## TASK STATEMENT
Copy every record below exactly.

## Stored records
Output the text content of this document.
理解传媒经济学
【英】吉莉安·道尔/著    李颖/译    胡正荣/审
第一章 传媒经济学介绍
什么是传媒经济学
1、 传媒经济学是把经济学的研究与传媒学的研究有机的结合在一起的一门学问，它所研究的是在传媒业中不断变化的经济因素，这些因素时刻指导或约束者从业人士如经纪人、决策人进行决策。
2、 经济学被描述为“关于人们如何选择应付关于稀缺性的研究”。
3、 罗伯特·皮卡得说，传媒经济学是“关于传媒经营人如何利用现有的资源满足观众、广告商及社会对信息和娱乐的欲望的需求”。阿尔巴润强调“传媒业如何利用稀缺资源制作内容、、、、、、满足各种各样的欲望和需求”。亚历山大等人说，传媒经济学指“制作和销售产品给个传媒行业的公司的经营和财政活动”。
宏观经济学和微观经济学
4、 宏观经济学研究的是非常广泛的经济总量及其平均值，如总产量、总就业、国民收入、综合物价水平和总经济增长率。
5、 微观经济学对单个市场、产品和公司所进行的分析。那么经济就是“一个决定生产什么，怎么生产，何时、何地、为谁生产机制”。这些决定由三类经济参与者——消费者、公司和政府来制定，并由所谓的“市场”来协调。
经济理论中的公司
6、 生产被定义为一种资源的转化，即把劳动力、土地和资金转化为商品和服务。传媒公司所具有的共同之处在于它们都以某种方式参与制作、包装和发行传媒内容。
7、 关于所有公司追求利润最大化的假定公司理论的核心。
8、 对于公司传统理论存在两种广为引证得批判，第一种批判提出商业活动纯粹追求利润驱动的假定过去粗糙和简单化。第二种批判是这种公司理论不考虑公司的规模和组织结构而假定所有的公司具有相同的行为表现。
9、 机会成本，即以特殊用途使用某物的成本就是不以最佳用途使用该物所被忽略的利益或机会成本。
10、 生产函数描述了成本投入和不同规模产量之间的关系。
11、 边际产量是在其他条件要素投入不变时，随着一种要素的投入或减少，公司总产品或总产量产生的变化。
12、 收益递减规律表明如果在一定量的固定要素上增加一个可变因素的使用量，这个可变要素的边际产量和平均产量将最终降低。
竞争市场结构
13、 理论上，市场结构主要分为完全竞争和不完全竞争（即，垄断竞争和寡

## WRITTEN ANSWER
Output the text content of this document.
理解传媒经济学
【英】吉莉安·道尔/著    李颖/译    胡正荣/审
第一章 传媒经济学介绍
什么是传媒经济学
1、 传媒经济学是把经济学的研究与传媒学的研究有机的结合在一起的一门学问，它所研究的是在传媒业中不断变化的经济因素，这些因素时刻指导或约束者从业人士如经纪人、决策人进行决策。
2、 经济学被描述为“关于人们如何选择应付关于稀缺性的研究”。
3、 罗伯特·皮卡得说，传媒经济学是“关于传媒经营人如何利用现有的资源满足观众、广告商及社会对信息和娱乐的欲望的需求”。阿尔巴润强调“传媒业如何利用稀缺资源制作内容、、、、、、满足各种各样的欲望和需求”。亚历山大等人说，传媒经济学指“制作和销售产品给个传媒行业的公司的经营和财政活动”。
宏观经济学和微观经济学
4、 宏观经济学研究的是非常广泛的经济总量及其平均值，如总产量、总就业、国民收入、综合物价水平和总经济增长率。
5、 微观经济学对单个市场、产品和公司所进行的分析。那么经济就是“一个决定生产什么，怎么生产，何时、何地、为谁生产机制”。这些决定由三类经济参与者——消费者、公司和政府来制定，并由所谓的“市场”来协调。
经济理论中的公司
6、 生产被定义为一种资源的转化，即把劳动力、土地和资金转化为商品和服务。传媒公司所具有的共同之处在于它们都以某种方式参与制作、包装和发行传媒内容。
7、 关于所有公司追求利润最大化的假定公司理论的核心。
8、 对于公司传统理论存在两种广为引证得批判，第一种批判提出商业活动纯粹追求利润驱动的假定过去粗糙和简单化。第二种批判是这种公司理论不考虑公司的规模和组织结构而假定所有的公司具有相同的行为表现。
9、 机会成本，即以特殊用途使用某物的成本就是不以最佳用途使用该物所被忽略的利益或机会成本。
10、 生产函数描述了成本投入和不同规模产量之间的关系。
11、 边际产量是在其他条件要素投入不变时，随着一种要素的投入或减少，公司总产品或总产量产生的变化。
12、 收益递减规律表明如果在一定量的固定要素上增加一个可变因素的使用量，这个可变要素的边际产量和平均产量将最终降低。
竞争市场结构
13、 理论上，市场结构主要分为完全竞争和不完全竞争（即，垄断竞争和寡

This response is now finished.